WORK INSTRUCTIONS
Set down the whole listing verbatim.
RECORDS SHOWN start
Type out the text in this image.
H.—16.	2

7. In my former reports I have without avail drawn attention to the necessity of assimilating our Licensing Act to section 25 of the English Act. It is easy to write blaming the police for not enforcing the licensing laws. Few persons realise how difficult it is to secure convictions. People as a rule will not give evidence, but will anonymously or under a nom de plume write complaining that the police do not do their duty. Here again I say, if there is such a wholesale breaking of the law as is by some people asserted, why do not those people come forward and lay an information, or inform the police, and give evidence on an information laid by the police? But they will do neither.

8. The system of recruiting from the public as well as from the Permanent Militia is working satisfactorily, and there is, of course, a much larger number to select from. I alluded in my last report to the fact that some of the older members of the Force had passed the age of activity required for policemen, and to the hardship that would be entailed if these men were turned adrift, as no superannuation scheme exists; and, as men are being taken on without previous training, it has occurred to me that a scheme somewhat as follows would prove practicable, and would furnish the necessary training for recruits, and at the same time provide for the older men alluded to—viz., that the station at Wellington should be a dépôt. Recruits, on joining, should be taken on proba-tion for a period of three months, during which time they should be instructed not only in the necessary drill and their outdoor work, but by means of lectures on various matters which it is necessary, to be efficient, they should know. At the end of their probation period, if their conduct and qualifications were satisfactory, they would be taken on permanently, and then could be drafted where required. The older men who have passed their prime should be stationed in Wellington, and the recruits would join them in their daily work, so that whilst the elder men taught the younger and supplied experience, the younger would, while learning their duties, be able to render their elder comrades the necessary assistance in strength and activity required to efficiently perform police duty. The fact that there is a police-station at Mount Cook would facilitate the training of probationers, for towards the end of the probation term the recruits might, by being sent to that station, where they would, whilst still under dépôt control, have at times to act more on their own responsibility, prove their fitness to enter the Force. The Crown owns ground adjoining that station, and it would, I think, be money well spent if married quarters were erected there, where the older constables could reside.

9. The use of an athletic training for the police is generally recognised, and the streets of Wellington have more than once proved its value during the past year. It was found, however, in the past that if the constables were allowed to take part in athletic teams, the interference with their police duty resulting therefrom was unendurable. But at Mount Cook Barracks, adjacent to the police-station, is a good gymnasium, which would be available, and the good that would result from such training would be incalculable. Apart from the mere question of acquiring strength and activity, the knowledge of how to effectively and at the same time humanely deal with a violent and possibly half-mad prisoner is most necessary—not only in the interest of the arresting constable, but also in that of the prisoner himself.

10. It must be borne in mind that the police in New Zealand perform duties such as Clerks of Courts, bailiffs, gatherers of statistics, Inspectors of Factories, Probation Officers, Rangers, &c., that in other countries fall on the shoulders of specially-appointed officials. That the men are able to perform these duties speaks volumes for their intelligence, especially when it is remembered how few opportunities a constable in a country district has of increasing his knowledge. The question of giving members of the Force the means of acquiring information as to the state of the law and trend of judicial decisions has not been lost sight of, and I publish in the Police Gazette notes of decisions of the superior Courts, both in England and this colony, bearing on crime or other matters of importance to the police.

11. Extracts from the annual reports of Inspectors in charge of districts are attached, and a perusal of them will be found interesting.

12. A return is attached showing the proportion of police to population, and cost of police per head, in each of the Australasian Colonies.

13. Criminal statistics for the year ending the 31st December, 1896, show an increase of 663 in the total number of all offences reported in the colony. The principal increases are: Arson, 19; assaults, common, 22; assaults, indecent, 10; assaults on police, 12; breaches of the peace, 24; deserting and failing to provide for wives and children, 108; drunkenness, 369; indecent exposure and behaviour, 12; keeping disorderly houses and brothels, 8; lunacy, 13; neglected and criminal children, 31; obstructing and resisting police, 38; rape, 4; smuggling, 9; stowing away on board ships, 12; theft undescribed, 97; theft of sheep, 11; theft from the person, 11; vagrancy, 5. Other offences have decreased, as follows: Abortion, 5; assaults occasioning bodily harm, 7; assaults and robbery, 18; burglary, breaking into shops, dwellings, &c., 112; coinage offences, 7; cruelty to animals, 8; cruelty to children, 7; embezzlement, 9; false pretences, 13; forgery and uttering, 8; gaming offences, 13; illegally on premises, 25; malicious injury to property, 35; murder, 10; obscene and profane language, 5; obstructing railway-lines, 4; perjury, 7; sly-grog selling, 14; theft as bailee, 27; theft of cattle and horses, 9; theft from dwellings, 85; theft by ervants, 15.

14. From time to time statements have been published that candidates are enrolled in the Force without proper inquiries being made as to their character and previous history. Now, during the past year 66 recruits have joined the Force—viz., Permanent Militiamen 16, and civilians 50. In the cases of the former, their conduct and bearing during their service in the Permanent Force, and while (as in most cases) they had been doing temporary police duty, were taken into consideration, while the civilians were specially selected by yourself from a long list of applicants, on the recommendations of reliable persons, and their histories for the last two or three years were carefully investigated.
RECORDS SHOWN end
WRITTEN RESPONSE
Type out the text in this image.
H.—16.	2

7. In my former reports I have without avail drawn attention to the necessity of assimilating our Licensing Act to section 25 of the English Act. It is easy to write blaming the police for not enforcing the licensing laws. Few persons realise how difficult it is to secure convictions. People as a rule will not give evidence, but will anonymously or under a nom de plume write complaining that the police do not do their duty. Here again I say, if there is such a wholesale breaking of the law as is by some people asserted, why do not those people come forward and lay an information, or inform the police, and give evidence on an information laid by the police? But they will do neither.

8. The system of recruiting from the public as well as from the Permanent Militia is working satisfactorily, and there is, of course, a much larger number to select from. I alluded in my last report to the fact that some of the older members of the Force had passed the age of activity required for policemen, and to the hardship that would be entailed if these men were turned adrift, as no superannuation scheme exists; and, as men are being taken on without previous training, it has occurred to me that a scheme somewhat as follows would prove practicable, and would furnish the necessary training for recruits, and at the same time provide for the older men alluded to—viz., that the station at Wellington should be a dépôt. Recruits, on joining, should be taken on proba-tion for a period of three months, during which time they should be instructed not only in the necessary drill and their outdoor work, but by means of lectures on various matters which it is necessary, to be efficient, they should know. At the end of their probation period, if their conduct and qualifications were satisfactory, they would be taken on permanently, and then could be drafted where required. The older men who have passed their prime should be stationed in Wellington, and the recruits would join them in their daily work, so that whilst the elder men taught the younger and supplied experience, the younger would, while learning their duties, be able to render their elder comrades the necessary assistance in strength and activity required to efficiently perform police duty. The fact that there is a police-station at Mount Cook would facilitate the training of probationers, for towards the end of the probation term the recruits might, by being sent to that station, where they would, whilst still under dépôt control, have at times to act more on their own responsibility, prove their fitness to enter the Force. The Crown owns ground adjoining that station, and it would, I think, be money well spent if married quarters were erected there, where the older constables could reside.

9. The use of an athletic training for the police is generally recognised, and the streets of Wellington have more than once proved its value during the past year. It was found, however, in the past that if the constables were allowed to take part in athletic teams, the interference with their police duty resulting therefrom was unendurable. But at Mount Cook Barracks, adjacent to the police-station, is a good gymnasium, which would be available, and the good that would result from such training would be incalculable. Apart from the mere question of acquiring strength and activity, the knowledge of how to effectively and at the same time humanely deal with a violent and possibly half-mad prisoner is most necessary—not only in the interest of the arresting constable, but also in that of the prisoner himself.

10. It must be borne in mind that the police in New Zealand perform duties such as Clerks of Courts, bailiffs, gatherers of statistics, Inspectors of Factories, Probation Officers, Rangers, &c., that in other countries fall on the shoulders of specially-appointed officials. That the men are able to perform these duties speaks volumes for their intelligence, especially when it is remembered how few opportunities a constable in a country district has of increasing his knowledge. The question of giving members of the Force the means of acquiring information as to the state of the law and trend of judicial decisions has not been lost sight of, and I publish in the Police Gazette notes of decisions of the superior Courts, both in England and this colony, bearing on crime or other matters of importance to the police.

11. Extracts from the annual reports of Inspectors in charge of districts are attached, and a perusal of them will be found interesting.

12. A return is attached showing the proportion of police to population, and cost of police per head, in each of the Australasian Colonies.

13. Criminal statistics for the year ending the 31st December, 1896, show an increase of 663 in the total number of all offences reported in the colony. The principal increases are: Arson, 19; assaults, common, 22; assaults, indecent, 10; assaults on police, 12; breaches of the peace, 24; deserting and failing to provide for wives and children, 108; drunkenness, 369; indecent exposure and behaviour, 12; keeping disorderly houses and brothels, 8; lunacy, 13; neglected and criminal children, 31; obstructing and resisting police, 38; rape, 4; smuggling, 9; stowing away on board ships, 12; theft undescribed, 97; theft of sheep, 11; theft from the person, 11; vagrancy, 5. Other offences have decreased, as follows: Abortion, 5; assaults occasioning bodily harm, 7; assaults and robbery, 18; burglary, breaking into shops, dwellings, &c., 112; coinage offences, 7; cruelty to animals, 8; cruelty to children, 7; embezzlement, 9; false pretences, 13; forgery and uttering, 8; gaming offences, 13; illegally on premises, 25; malicious injury to property, 35; murder, 10; obscene and profane language, 5; obstructing railway-lines, 4; perjury, 7; sly-grog selling, 14; theft as bailee, 27; theft of cattle and horses, 9; theft from dwellings, 85; theft by ervants, 15.

14. From time to time statements have been published that candidates are enrolled in the Force without proper inquiries being made as to their character and previous history. Now, during the past year 66 recruits have joined the Force—viz., Permanent Militiamen 16, and civilians 50. In the cases of the former, their conduct and bearing during their service in the Permanent Force, and while (as in most cases) they had been doing temporary police duty, were taken into consideration, while the civilians were specially selected by yourself from a long list of applicants, on the recommendations of reliable persons, and their histories for the last two or three years were carefully investigated.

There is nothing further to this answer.